[Excerpt from a dataset]
· · ·
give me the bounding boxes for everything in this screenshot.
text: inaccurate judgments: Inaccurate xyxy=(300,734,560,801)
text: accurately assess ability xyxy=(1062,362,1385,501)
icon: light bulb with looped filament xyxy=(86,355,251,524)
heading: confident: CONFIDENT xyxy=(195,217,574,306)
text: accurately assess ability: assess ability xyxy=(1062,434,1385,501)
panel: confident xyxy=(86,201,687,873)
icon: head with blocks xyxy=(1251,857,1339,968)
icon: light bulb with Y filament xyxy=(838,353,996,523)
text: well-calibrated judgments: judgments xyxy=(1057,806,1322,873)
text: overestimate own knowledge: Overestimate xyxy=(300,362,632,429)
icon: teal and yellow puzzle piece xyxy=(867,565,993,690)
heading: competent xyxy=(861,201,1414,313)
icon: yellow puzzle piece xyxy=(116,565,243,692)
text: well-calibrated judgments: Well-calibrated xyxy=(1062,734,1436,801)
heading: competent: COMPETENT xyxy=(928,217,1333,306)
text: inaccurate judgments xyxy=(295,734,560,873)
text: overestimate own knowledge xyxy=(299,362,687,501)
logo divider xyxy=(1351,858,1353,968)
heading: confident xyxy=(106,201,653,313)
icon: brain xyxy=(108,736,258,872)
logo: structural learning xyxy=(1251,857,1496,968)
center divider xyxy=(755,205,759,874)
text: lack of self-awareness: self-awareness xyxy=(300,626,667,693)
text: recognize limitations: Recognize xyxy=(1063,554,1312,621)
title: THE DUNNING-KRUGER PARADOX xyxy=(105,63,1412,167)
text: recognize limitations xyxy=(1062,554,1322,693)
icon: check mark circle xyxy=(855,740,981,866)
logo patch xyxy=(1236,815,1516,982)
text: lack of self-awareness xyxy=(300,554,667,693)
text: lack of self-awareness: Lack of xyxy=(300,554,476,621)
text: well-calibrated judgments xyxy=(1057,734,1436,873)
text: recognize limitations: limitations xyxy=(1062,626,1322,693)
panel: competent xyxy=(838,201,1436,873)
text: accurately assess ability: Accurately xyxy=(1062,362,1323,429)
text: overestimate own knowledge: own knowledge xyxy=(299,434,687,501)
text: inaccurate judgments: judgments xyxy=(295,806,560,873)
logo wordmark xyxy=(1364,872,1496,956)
· · ·
__Problem__
Copy out every line of the material above without changing anything.

__Full response__
give me the bounding boxes for everything in this screenshot.
text: inaccurate judgments: Inaccurate xyxy=(300,734,560,801)
text: accurately assess ability xyxy=(1062,362,1385,501)
icon: light bulb with looped filament xyxy=(86,355,251,524)
heading: confident: CONFIDENT xyxy=(195,217,574,306)
text: accurately assess ability: assess ability xyxy=(1062,434,1385,501)
panel: confident xyxy=(86,201,687,873)
icon: head with blocks xyxy=(1251,857,1339,968)
icon: light bulb with Y filament xyxy=(838,353,996,523)
text: well-calibrated judgments: judgments xyxy=(1057,806,1322,873)
text: overestimate own knowledge: Overestimate xyxy=(300,362,632,429)
icon: teal and yellow puzzle piece xyxy=(867,565,993,690)
heading: competent xyxy=(861,201,1414,313)
icon: yellow puzzle piece xyxy=(116,565,243,692)
text: well-calibrated judgments: Well-calibrated xyxy=(1062,734,1436,801)
heading: competent: COMPETENT xyxy=(928,217,1333,306)
text: inaccurate judgments xyxy=(295,734,560,873)
text: overestimate own knowledge xyxy=(299,362,687,501)
logo divider xyxy=(1351,858,1353,968)
heading: confident xyxy=(106,201,653,313)
icon: brain xyxy=(108,736,258,872)
logo: structural learning xyxy=(1251,857,1496,968)
center divider xyxy=(755,205,759,874)
text: lack of self-awareness: self-awareness xyxy=(300,626,667,693)
text: recognize limitations: Recognize xyxy=(1063,554,1312,621)
title: THE DUNNING-KRUGER PARADOX xyxy=(105,63,1412,167)
text: recognize limitations xyxy=(1062,554,1322,693)
icon: check mark circle xyxy=(855,740,981,866)
logo patch xyxy=(1236,815,1516,982)
text: lack of self-awareness xyxy=(300,554,667,693)
text: lack of self-awareness: Lack of xyxy=(300,554,476,621)
text: well-calibrated judgments xyxy=(1057,734,1436,873)
text: recognize limitations: limitations xyxy=(1062,626,1322,693)
panel: competent xyxy=(838,201,1436,873)
text: accurately assess ability: Accurately xyxy=(1062,362,1323,429)
text: overestimate own knowledge: own knowledge xyxy=(299,434,687,501)
text: inaccurate judgments: judgments xyxy=(295,806,560,873)
logo wordmark xyxy=(1364,872,1496,956)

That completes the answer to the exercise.